Directive A
Echo the portion of the film listing starting at "South Africa. 88" and ending at "ONE YOU LOVE.".
Directive B
In the film listing, what gives Eugene his justification for trying to win back his ex? Answer in one to three sentences.

Document
+ + + +

LOVE THE ONE YOU LOVE
Dir. Jenna Bass, 2014.
South Africa. 88 minutes.
In English and Xhosa (subtitled).
THURSDAY, MARCH 3 – 7:30 PM
SUNDAY, MARCH 13 – 5:00 PM
FRIDAY, MARCH 18 – 7:30 PM
WEDNESDAY, MARCH 23 – 10:00 PM
WEDNESDAY, MARCH 30 – 7:30 PM
Remember that t-shirt that said “COUPLES ARE BORING AND EVERYBODY KNOWS IT”? Now that Anti-Valentine’s is over, Spectacle is pleased to present a swirling and intimate vision of modern dating from South Africa: Jenna Bass’ feature debut LOVE THE ONE YOU LOVE.
Anchored by the thousand-gigawatt chemistry of stars Chi Mhende and Andile Nebulane, the film posits love and autonomy at seductive odds, piercing out angles on the most telling minutiae of a relationship’s long and winding forge. Mhende stars as Terri, a phone sex worker who, while deeply in love with her boyfriend Sandile (Nebulane), can’t help but wonder if things are too perfect. Along the way, a despondent IT worker named Eugene (Loew Venter) uncovers a master-list of couples on the Dark Web that serves as justification to try winning back his ex, with whose much younger brother he has kept a fraught friendship.
The two plot strands go unlinked until the film’s third act, a disarmingly sober counterbalancing of romance and reality; the film’s blurring of conspiracy and superstition makes for a perfect analogue with a lover’s mindset. Largely improvised around a twenty-page treatment and aided immeasurably by a steady and endlessly observant handheld camera, LOVE is equal parts tactile psychodrama and freewheeling, hyperlinked RomCom. Bass’ film digs deeper into timeless conundrums of trust and compatibility than the sociopolitics of its Cape Town milieu, but questions about identity and class in the New South Africa are never far from the viewer’s mind. Simpler times resurface as impressionistic digital fragments; passionate arguments and awkward yearnings play out in remarkably real time.

+ + + +

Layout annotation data
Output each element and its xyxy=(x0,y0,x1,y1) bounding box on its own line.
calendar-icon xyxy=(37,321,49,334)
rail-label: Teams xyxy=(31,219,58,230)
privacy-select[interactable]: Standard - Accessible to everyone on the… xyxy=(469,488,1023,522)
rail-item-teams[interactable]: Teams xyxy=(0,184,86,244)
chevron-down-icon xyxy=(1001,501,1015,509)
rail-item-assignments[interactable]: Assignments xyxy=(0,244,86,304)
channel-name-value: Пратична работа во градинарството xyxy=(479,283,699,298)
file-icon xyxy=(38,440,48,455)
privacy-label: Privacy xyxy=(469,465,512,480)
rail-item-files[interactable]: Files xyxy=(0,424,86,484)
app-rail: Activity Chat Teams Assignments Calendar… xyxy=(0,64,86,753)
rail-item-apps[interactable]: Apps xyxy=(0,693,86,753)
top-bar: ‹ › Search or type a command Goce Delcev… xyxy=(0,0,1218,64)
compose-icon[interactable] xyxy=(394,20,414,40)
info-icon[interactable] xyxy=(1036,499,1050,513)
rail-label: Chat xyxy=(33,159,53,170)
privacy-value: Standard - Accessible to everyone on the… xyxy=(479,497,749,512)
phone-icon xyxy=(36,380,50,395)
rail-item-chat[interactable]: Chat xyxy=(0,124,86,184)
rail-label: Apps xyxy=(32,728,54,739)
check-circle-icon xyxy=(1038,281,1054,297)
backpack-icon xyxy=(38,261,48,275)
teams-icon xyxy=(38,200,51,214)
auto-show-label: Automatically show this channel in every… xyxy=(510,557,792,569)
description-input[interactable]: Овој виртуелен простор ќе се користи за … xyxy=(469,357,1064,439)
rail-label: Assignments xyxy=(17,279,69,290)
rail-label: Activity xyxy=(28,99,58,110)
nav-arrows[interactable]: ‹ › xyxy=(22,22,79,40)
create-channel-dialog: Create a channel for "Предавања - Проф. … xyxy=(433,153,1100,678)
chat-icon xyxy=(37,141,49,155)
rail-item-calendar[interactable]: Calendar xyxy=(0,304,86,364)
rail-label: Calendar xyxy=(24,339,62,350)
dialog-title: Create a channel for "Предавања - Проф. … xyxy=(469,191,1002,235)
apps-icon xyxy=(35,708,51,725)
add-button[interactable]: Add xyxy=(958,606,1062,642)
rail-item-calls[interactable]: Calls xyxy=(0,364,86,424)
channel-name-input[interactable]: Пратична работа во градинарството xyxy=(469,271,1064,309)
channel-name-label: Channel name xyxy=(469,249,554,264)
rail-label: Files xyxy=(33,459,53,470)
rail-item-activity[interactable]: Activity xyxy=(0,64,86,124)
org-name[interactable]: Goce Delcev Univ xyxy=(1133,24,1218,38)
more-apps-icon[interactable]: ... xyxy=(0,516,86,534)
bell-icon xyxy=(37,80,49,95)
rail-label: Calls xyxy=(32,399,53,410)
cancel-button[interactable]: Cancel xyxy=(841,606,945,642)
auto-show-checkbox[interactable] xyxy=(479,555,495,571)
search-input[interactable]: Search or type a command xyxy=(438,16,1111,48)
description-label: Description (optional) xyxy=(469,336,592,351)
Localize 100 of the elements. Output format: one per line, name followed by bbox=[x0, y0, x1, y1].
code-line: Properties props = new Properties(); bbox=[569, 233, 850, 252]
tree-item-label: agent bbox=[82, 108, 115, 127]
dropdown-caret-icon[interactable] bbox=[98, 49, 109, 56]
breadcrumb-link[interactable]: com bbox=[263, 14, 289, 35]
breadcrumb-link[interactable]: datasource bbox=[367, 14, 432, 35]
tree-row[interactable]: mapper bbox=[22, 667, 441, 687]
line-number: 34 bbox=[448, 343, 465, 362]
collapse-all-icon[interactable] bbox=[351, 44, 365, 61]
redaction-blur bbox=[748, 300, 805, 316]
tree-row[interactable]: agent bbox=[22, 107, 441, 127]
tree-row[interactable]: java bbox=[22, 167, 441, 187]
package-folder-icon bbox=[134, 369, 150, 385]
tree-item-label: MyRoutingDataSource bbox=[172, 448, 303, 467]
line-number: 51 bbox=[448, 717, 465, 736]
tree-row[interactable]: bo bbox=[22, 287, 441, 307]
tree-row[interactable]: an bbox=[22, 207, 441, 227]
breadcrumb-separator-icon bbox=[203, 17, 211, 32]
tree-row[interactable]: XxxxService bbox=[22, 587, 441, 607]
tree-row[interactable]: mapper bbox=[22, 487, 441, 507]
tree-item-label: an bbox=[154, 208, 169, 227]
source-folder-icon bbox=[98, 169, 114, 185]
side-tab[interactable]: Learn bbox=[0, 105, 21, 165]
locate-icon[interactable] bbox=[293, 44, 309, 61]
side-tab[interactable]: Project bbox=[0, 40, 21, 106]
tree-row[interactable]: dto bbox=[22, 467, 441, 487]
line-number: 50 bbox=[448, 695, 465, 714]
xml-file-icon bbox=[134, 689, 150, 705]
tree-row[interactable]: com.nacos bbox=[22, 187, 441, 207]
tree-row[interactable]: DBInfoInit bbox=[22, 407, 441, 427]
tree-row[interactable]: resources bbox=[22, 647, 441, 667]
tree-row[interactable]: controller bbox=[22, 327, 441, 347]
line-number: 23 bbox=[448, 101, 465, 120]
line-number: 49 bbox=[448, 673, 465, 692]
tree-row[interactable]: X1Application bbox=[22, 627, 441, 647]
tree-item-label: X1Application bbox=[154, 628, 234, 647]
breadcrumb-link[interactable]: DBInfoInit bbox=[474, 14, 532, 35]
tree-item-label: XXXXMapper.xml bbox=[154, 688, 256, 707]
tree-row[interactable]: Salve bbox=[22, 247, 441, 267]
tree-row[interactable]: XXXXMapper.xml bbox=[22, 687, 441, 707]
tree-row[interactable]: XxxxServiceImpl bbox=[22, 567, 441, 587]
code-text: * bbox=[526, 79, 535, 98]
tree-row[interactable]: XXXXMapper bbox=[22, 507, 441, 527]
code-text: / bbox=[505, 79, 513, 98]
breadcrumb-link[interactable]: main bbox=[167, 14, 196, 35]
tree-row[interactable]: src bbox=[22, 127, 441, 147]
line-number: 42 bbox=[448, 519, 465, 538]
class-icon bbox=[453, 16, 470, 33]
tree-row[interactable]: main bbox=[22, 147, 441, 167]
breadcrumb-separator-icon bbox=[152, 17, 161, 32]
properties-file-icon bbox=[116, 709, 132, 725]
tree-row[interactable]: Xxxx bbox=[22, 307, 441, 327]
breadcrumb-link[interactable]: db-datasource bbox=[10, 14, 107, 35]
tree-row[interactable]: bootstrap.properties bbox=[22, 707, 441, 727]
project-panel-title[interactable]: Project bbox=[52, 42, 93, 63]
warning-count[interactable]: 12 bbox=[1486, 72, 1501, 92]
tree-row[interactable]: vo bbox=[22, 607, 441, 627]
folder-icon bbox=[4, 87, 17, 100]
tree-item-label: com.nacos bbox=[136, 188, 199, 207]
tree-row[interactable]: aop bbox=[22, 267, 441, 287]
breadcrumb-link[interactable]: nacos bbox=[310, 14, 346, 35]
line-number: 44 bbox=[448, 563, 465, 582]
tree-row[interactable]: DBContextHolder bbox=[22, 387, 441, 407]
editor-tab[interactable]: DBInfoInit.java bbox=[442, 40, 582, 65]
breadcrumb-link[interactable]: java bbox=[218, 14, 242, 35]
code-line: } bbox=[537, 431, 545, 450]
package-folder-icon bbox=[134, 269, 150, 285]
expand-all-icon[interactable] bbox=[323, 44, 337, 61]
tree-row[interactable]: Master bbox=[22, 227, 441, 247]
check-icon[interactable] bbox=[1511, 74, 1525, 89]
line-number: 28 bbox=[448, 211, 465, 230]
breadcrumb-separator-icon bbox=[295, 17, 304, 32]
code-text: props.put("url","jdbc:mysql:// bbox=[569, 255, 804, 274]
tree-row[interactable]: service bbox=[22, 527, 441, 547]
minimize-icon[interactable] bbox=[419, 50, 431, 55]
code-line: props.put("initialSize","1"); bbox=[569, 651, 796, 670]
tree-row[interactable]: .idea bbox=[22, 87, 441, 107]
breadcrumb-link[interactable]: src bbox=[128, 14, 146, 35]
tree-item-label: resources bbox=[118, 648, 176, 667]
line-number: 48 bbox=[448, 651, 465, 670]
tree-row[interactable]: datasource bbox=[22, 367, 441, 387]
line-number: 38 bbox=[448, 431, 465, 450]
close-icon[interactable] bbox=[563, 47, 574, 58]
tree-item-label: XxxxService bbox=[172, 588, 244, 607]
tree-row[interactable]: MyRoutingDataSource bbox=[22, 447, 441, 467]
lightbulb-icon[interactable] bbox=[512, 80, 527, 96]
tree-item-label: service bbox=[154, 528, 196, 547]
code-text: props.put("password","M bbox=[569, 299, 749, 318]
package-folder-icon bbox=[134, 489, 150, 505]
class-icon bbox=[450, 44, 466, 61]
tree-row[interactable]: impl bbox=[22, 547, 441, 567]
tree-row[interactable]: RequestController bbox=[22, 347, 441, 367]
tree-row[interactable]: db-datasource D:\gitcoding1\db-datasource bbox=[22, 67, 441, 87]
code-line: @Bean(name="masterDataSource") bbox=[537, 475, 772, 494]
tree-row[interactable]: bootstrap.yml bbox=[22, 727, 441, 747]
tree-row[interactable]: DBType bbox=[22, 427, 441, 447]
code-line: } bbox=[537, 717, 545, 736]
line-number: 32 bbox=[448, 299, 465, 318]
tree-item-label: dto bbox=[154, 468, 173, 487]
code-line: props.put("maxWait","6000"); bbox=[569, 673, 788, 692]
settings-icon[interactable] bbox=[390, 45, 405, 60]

+ + + +

Full solution A
South Africa. 88 minutes.
In English and Xhosa (subtitled).
THURSDAY, MARCH 3 – 7:30 PM
SUNDAY, MARCH 13 – 5:00 PM
FRIDAY, MARCH 18 – 7:30 PM
WEDNESDAY, MARCH 23 – 10:00 PM
WEDNESDAY, MARCH 30 – 7:30 PM
Remember that t-shirt that said “COUPLES ARE BORING AND EVERYBODY KNOWS IT”? Now that Anti-Valentine’s is over, Spectacle is pleased to present a swirling and intimate vision of modern dating from South Africa: Jenna Bass’ feature debut LOVE THE ONE YOU LOVE.

Full solution B
Eugene, a despondent IT worker, uncovers a master-list of couples on the Dark Web. That list serves as his justification for trying to win back his ex.